THE REQUEST
Output every line exactly as written. Leave out pictures.

GIVEN RECORDS
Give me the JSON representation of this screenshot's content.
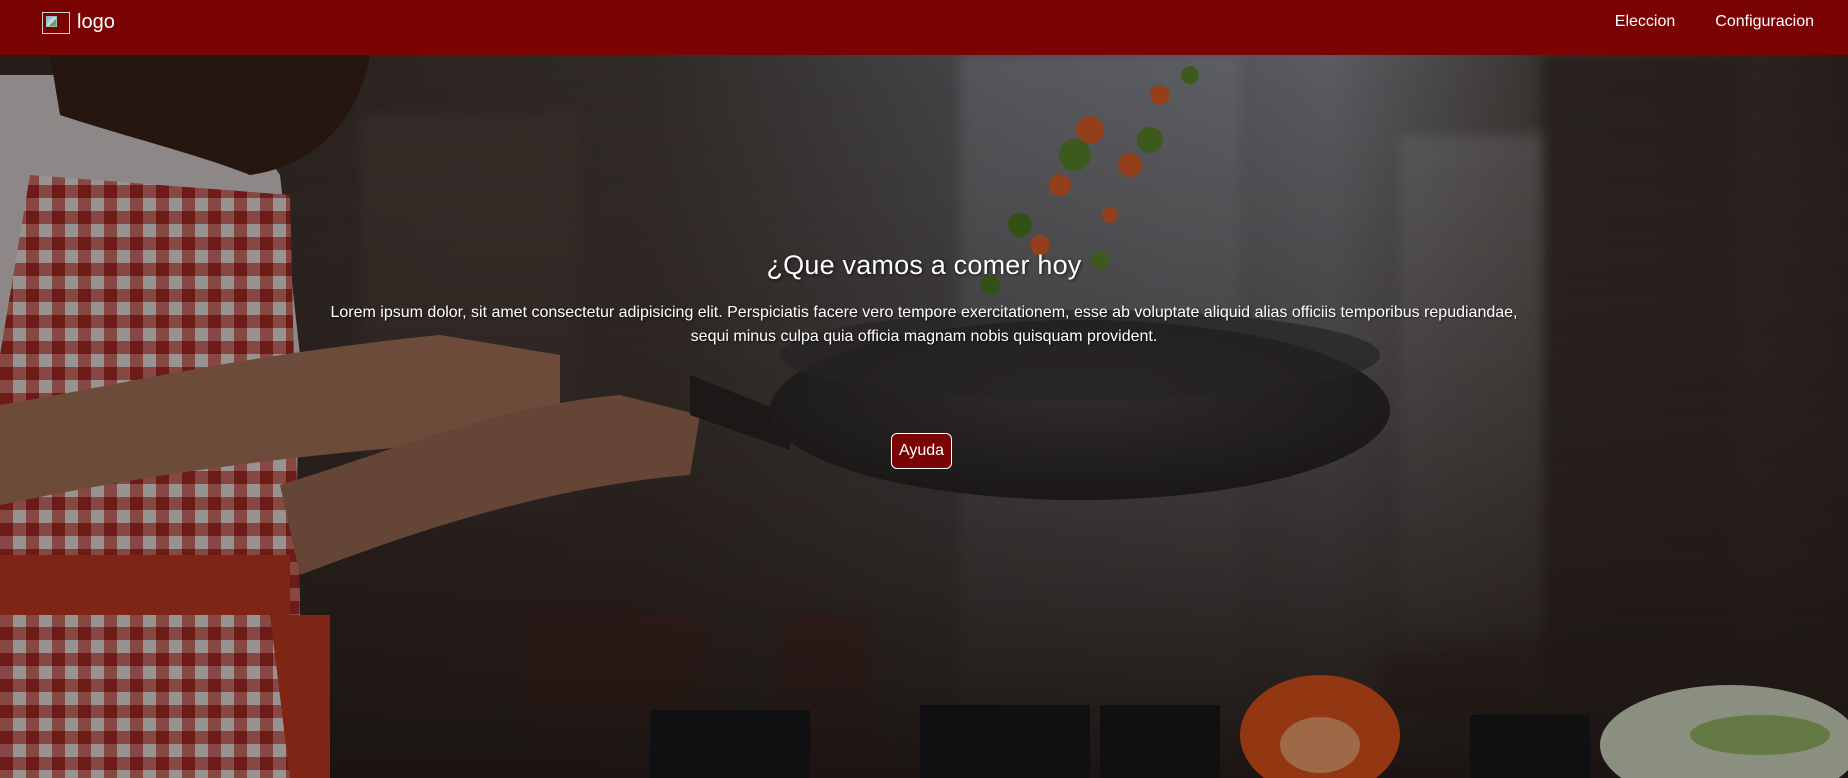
{
  "header": {
    "logo_text": "logo",
    "nav": [
      {
        "label": "Eleccion"
      },
      {
        "label": "Configuracion"
      }
    ]
  },
  "hero": {
    "title": "¿Que vamos a comer hoy",
    "text": "Lorem ipsum dolor, sit amet consectetur adipisicing elit. Perspiciatis facere vero tempore exercitationem, esse ab voluptate aliquid alias officiis temporibus repudiandae, sequi minus culpa quia officia magnam nobis quisquam provident.",
    "button_label": "Ayuda"
  },
  "colors": {
    "brand": "#7a0404",
    "text": "#ffffff"
  },
  "icons": {
    "logo": "broken-image-icon"
  }
}
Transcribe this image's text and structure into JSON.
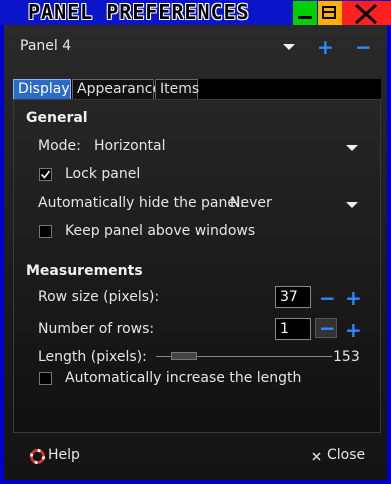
{
  "window": {
    "title": "PANEL PREFERENCES"
  },
  "panel": {
    "selected": "Panel 4"
  },
  "tabs": [
    "Display",
    "Appearance",
    "Items"
  ],
  "general": {
    "heading": "General",
    "mode_label": "Mode:",
    "mode_value": "Horizontal",
    "lock_panel_label": "Lock panel",
    "lock_panel_checked": true,
    "autohide_label": "Automatically hide the panel:",
    "autohide_value": "Never",
    "keep_above_label": "Keep panel above windows",
    "keep_above_checked": false
  },
  "measurements": {
    "heading": "Measurements",
    "row_size_label": "Row size (pixels):",
    "row_size_value": "37",
    "rows_label": "Number of rows:",
    "rows_value": "1",
    "length_label": "Length (pixels):",
    "length_value": "153",
    "length_fraction": 0.1,
    "auto_length_label": "Automatically increase the length",
    "auto_length_checked": false
  },
  "footer": {
    "help_label": "Help",
    "close_label": "Close"
  },
  "colors": {
    "accent": "#2a8cff",
    "titlebar": "#0a14c8",
    "frame": "#0000cc"
  }
}
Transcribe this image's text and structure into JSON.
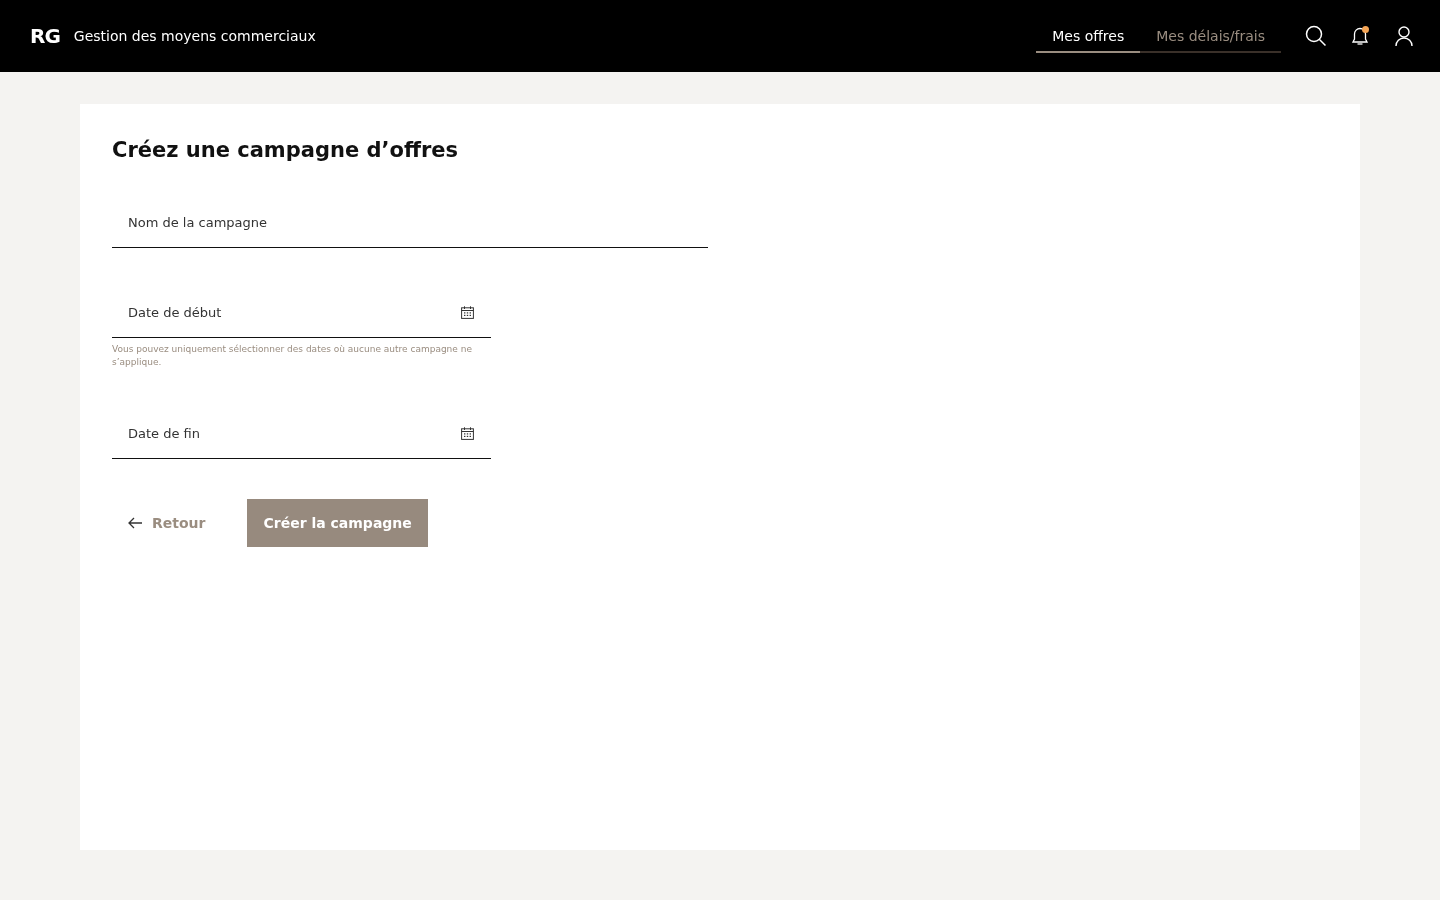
{
  "header": {
    "logo": "RG",
    "app_title": "Gestion des moyens commerciaux",
    "unread_notifications": true
  },
  "tabs": [
    {
      "label": "Mes offres",
      "selected": true
    },
    {
      "label": "Mes délais/frais",
      "selected": false
    }
  ],
  "form": {
    "title": "Créez une campagne d’offres",
    "fields": [
      {
        "kind": "text",
        "placeholder": "Nom de la campagne"
      },
      {
        "kind": "date",
        "placeholder": "Date de début",
        "hint": "Vous pouvez uniquement sélectionner des dates où aucune autre campagne ne s’applique."
      },
      {
        "kind": "date",
        "placeholder": "Date de fin"
      }
    ],
    "back_label": "Retour",
    "submit": {
      "label": "Créer la campagne",
      "disabled": true
    }
  }
}
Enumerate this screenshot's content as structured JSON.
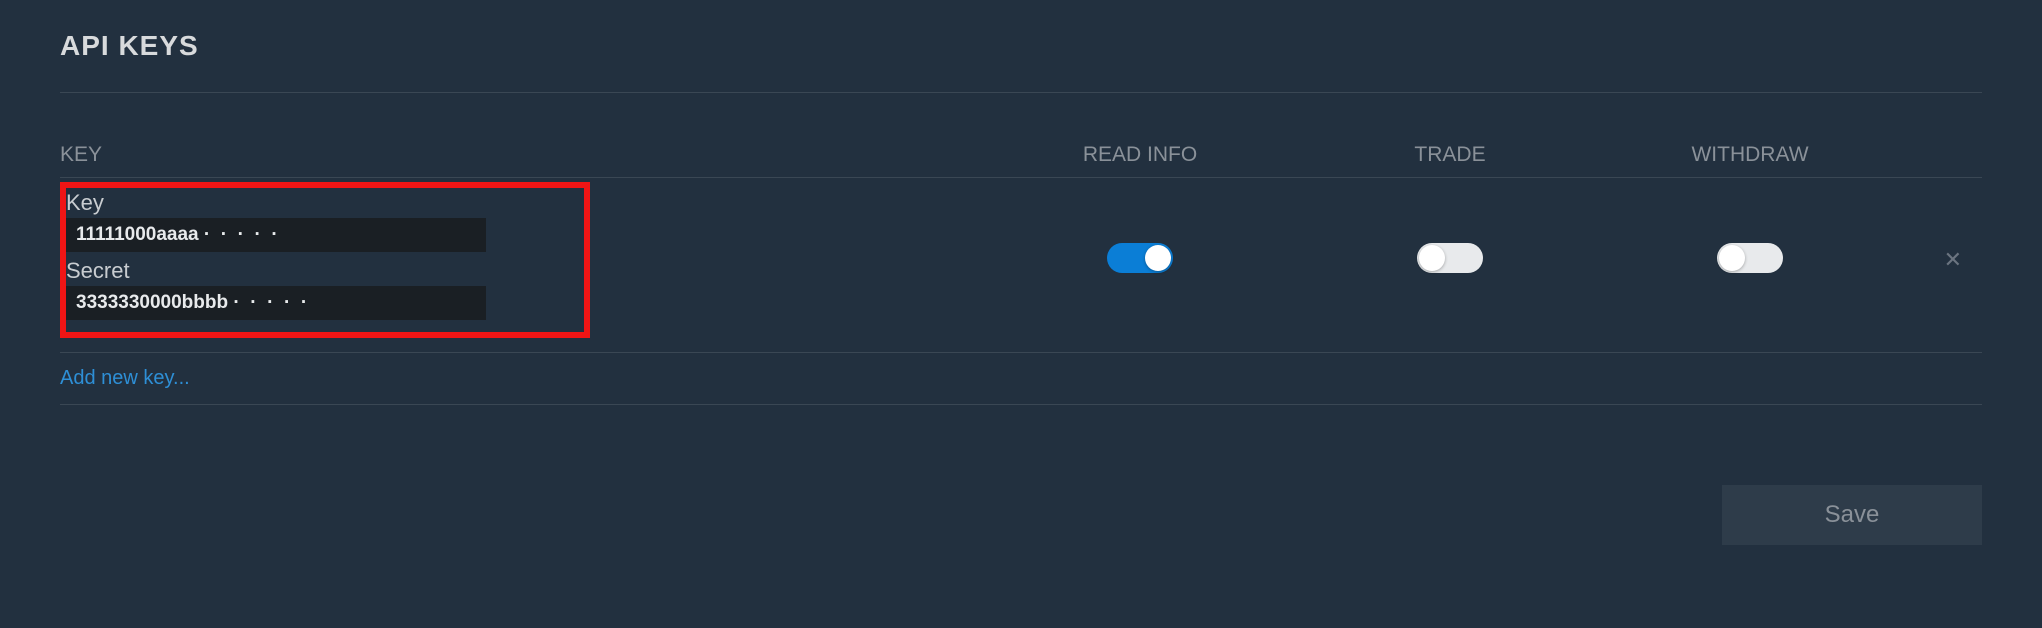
{
  "page": {
    "title": "API KEYS"
  },
  "columns": {
    "key": "KEY",
    "read": "READ INFO",
    "trade": "TRADE",
    "withdraw": "WITHDRAW"
  },
  "row": {
    "key_label": "Key",
    "key_value": "11111000aaaa ·  ·  ·  ·  ·",
    "secret_label": "Secret",
    "secret_value": "3333330000bbbb ·  ·  ·  ·  ·",
    "read_info": true,
    "trade": false,
    "withdraw": false
  },
  "actions": {
    "add_new": "Add new key...",
    "save": "Save"
  }
}
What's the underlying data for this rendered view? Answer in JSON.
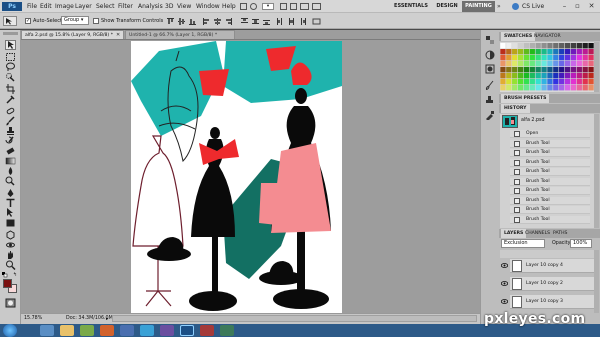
{
  "menubar": {
    "logo": "Ps",
    "items": [
      "File",
      "Edit",
      "Image",
      "Layer",
      "Select",
      "Filter",
      "Analysis",
      "3D",
      "View",
      "Window",
      "Help"
    ],
    "workspaces": [
      "ESSENTIALS",
      "DESIGN",
      "PAINTING"
    ],
    "active_workspace": "PAINTING",
    "cs_live": "CS Live"
  },
  "options": {
    "auto_select_label": "Auto-Select:",
    "auto_select_value": "Group",
    "show_transform_label": "Show Transform Controls"
  },
  "documents": [
    {
      "title": "alfa 2.psd @ 15.8% (Layer 9, RGB/8) *",
      "active": true
    },
    {
      "title": "Untitled-1 @ 66.7% (Layer 1, RGB/8) *",
      "active": false
    }
  ],
  "status": {
    "zoom": "15.78%",
    "doc": "Doc: 34.3M/106.0M"
  },
  "panels": {
    "swatch_tabs": [
      "SWATCHES",
      "NAVIGATOR"
    ],
    "brush_presets": "BRUSH PRESETS",
    "history_tab": "HISTORY",
    "history_file": "alfa 2.psd",
    "history_items": [
      "Open",
      "Brush Tool",
      "Brush Tool",
      "Brush Tool",
      "Brush Tool",
      "Brush Tool",
      "Brush Tool",
      "Brush Tool",
      "Brush Tool",
      "Brush Tool"
    ],
    "layer_tabs": [
      "LAYERS",
      "CHANNELS",
      "PATHS"
    ],
    "blend_mode": "Exclusion",
    "opacity_label": "Opacity:",
    "opacity_value": "100%",
    "layers": [
      "Layer 10 copy 4",
      "Layer 10 copy 2",
      "Layer 10 copy 3"
    ]
  },
  "watermark": "pxleyes.com",
  "colors": {
    "teal": "#1fb3ad",
    "dark_teal": "#137063",
    "red": "#ee2a2d",
    "pink": "#f48c91",
    "black": "#0a0a0a",
    "active_workspace_bg": "#6f6f6f",
    "taskbar": "#2d5a88"
  }
}
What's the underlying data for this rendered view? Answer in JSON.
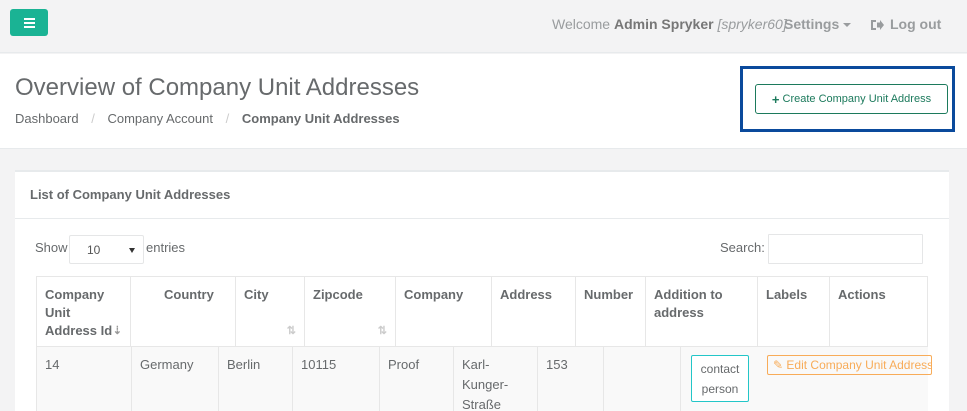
{
  "topbar": {
    "welcome_prefix": "Welcome",
    "user_name": "Admin Spryker",
    "user_login": "[spryker60]",
    "settings_label": "Settings",
    "logout_label": "Log out"
  },
  "header": {
    "title": "Overview of Company Unit Addresses",
    "breadcrumbs": [
      "Dashboard",
      "Company Account",
      "Company Unit Addresses"
    ],
    "create_button_label": "Create Company Unit Address"
  },
  "list": {
    "title": "List of Company Unit Addresses",
    "show_label": "Show",
    "page_size": "10",
    "entries_label": "entries",
    "search_label": "Search:",
    "search_value": "",
    "columns": [
      "Company Unit Address Id",
      "Country",
      "City",
      "Zipcode",
      "Company",
      "Address",
      "Number",
      "Addition to address",
      "Labels",
      "Actions"
    ],
    "rows": [
      {
        "id": "14",
        "country": "Germany",
        "city": "Berlin",
        "zipcode": "10115",
        "company": "Proof",
        "address": "Karl-Kunger-Straße",
        "number": "153",
        "addition": "",
        "label": "contact person",
        "action": "Edit Company Unit Address"
      }
    ]
  },
  "colors": {
    "accent": "#1ab394",
    "create_border": "#1c7a5c",
    "highlight": "#0a4a9c",
    "edit": "#f8ac59",
    "label_border": "#23c6c8"
  },
  "icons": [
    "menu-icon",
    "caret-down-icon",
    "sign-out-icon",
    "plus-icon",
    "sort-desc-icon",
    "sort-icon",
    "edit-icon"
  ]
}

EXERCISE OUTPUT
Give me the JSON representation of this screenshot's content.
{
  "header": {
    "logo_text": "logo",
    "nav": [
      {
        "label": "Eleccion"
      },
      {
        "label": "Configuracion"
      }
    ]
  },
  "hero": {
    "title": "¿Que vamos a comer hoy",
    "text": "Lorem ipsum dolor, sit amet consectetur adipisicing elit. Perspiciatis facere vero tempore exercitationem, esse ab voluptate aliquid alias officiis temporibus repudiandae, sequi minus culpa quia officia magnam nobis quisquam provident.",
    "button_label": "Ayuda"
  },
  "colors": {
    "brand": "#7a0404",
    "text": "#ffffff"
  },
  "icons": {
    "logo": "broken-image-icon"
  }
}
Transcribe this image's text and structure into JSON.
{
  "window": {
    "title": "PANEL PREFERENCES"
  },
  "panel": {
    "selected": "Panel 4"
  },
  "tabs": [
    "Display",
    "Appearance",
    "Items"
  ],
  "general": {
    "heading": "General",
    "mode_label": "Mode:",
    "mode_value": "Horizontal",
    "lock_panel_label": "Lock panel",
    "lock_panel_checked": true,
    "autohide_label": "Automatically hide the panel:",
    "autohide_value": "Never",
    "keep_above_label": "Keep panel above windows",
    "keep_above_checked": false
  },
  "measurements": {
    "heading": "Measurements",
    "row_size_label": "Row size (pixels):",
    "row_size_value": "37",
    "rows_label": "Number of rows:",
    "rows_value": "1",
    "length_label": "Length (pixels):",
    "length_value": "153",
    "length_fraction": 0.1,
    "auto_length_label": "Automatically increase the length",
    "auto_length_checked": false
  },
  "footer": {
    "help_label": "Help",
    "close_label": "Close"
  },
  "colors": {
    "accent": "#2a8cff",
    "titlebar": "#0a14c8",
    "frame": "#0000cc"
  }
}
Transcribe this image's text and structure into JSON.
{
  "header": {
    "logo": "RG",
    "app_title": "Gestion des moyens commerciaux",
    "unread_notifications": true
  },
  "tabs": [
    {
      "label": "Mes offres",
      "selected": true
    },
    {
      "label": "Mes délais/frais",
      "selected": false
    }
  ],
  "form": {
    "title": "Créez une campagne d’offres",
    "fields": [
      {
        "kind": "text",
        "placeholder": "Nom de la campagne"
      },
      {
        "kind": "date",
        "placeholder": "Date de début",
        "hint": "Vous pouvez uniquement sélectionner des dates où aucune autre campagne ne s’applique."
      },
      {
        "kind": "date",
        "placeholder": "Date de fin"
      }
    ],
    "back_label": "Retour",
    "submit": {
      "label": "Créer la campagne",
      "disabled": true
    }
  }
}
Enumerate this screenshot's content as structured JSON.
{
  "page": {
    "title": "API KEYS"
  },
  "columns": {
    "key": "KEY",
    "read": "READ INFO",
    "trade": "TRADE",
    "withdraw": "WITHDRAW"
  },
  "row": {
    "key_label": "Key",
    "key_value": "11111000aaaa ·  ·  ·  ·  ·",
    "secret_label": "Secret",
    "secret_value": "3333330000bbbb ·  ·  ·  ·  ·",
    "read_info": true,
    "trade": false,
    "withdraw": false
  },
  "actions": {
    "add_new": "Add new key...",
    "save": "Save"
  }
}
What's the underlying data for this rendered view? Answer in JSON.
{
  "menubar": {
    "logo": "Ps",
    "items": [
      "File",
      "Edit",
      "Image",
      "Layer",
      "Select",
      "Filter",
      "Analysis",
      "3D",
      "View",
      "Window",
      "Help"
    ],
    "workspaces": [
      "ESSENTIALS",
      "DESIGN",
      "PAINTING"
    ],
    "active_workspace": "PAINTING",
    "cs_live": "CS Live"
  },
  "options": {
    "auto_select_label": "Auto-Select:",
    "auto_select_value": "Group",
    "show_transform_label": "Show Transform Controls"
  },
  "documents": [
    {
      "title": "alfa 2.psd @ 15.8% (Layer 9, RGB/8) *",
      "active": true
    },
    {
      "title": "Untitled-1 @ 66.7% (Layer 1, RGB/8) *",
      "active": false
    }
  ],
  "status": {
    "zoom": "15.78%",
    "doc": "Doc: 34.3M/106.0M"
  },
  "panels": {
    "swatch_tabs": [
      "SWATCHES",
      "NAVIGATOR"
    ],
    "brush_presets": "BRUSH PRESETS",
    "history_tab": "HISTORY",
    "history_file": "alfa 2.psd",
    "history_items": [
      "Open",
      "Brush Tool",
      "Brush Tool",
      "Brush Tool",
      "Brush Tool",
      "Brush Tool",
      "Brush Tool",
      "Brush Tool",
      "Brush Tool",
      "Brush Tool"
    ],
    "layer_tabs": [
      "LAYERS",
      "CHANNELS",
      "PATHS"
    ],
    "blend_mode": "Exclusion",
    "opacity_label": "Opacity:",
    "opacity_value": "100%",
    "layers": [
      "Layer 10 copy 4",
      "Layer 10 copy 2",
      "Layer 10 copy 3"
    ]
  },
  "watermark": "pxleyes.com",
  "colors": {
    "teal": "#1fb3ad",
    "dark_teal": "#137063",
    "red": "#ee2a2d",
    "pink": "#f48c91",
    "black": "#0a0a0a",
    "active_workspace_bg": "#6f6f6f",
    "taskbar": "#2d5a88"
  }
}
What's the underlying data for this rendered view? Answer in JSON.
{
  "topbar": {
    "welcome_prefix": "Welcome",
    "user_name": "Admin Spryker",
    "user_login": "[spryker60]",
    "settings_label": "Settings",
    "logout_label": "Log out"
  },
  "header": {
    "title": "Overview of Company Unit Addresses",
    "breadcrumbs": [
      "Dashboard",
      "Company Account",
      "Company Unit Addresses"
    ],
    "create_button_label": "Create Company Unit Address"
  },
  "list": {
    "title": "List of Company Unit Addresses",
    "show_label": "Show",
    "page_size": "10",
    "entries_label": "entries",
    "search_label": "Search:",
    "search_value": "",
    "columns": [
      "Company Unit Address Id",
      "Country",
      "City",
      "Zipcode",
      "Company",
      "Address",
      "Number",
      "Addition to address",
      "Labels",
      "Actions"
    ],
    "rows": [
      {
        "id": "14",
        "country": "Germany",
        "city": "Berlin",
        "zipcode": "10115",
        "company": "Proof",
        "address": "Karl-Kunger-Straße",
        "number": "153",
        "addition": "",
        "label": "contact person",
        "action": "Edit Company Unit Address"
      }
    ]
  },
  "colors": {
    "accent": "#1ab394",
    "create_border": "#1c7a5c",
    "highlight": "#0a4a9c",
    "edit": "#f8ac59",
    "label_border": "#23c6c8"
  },
  "icons": [
    "menu-icon",
    "caret-down-icon",
    "sign-out-icon",
    "plus-icon",
    "sort-desc-icon",
    "sort-icon",
    "edit-icon"
  ]
}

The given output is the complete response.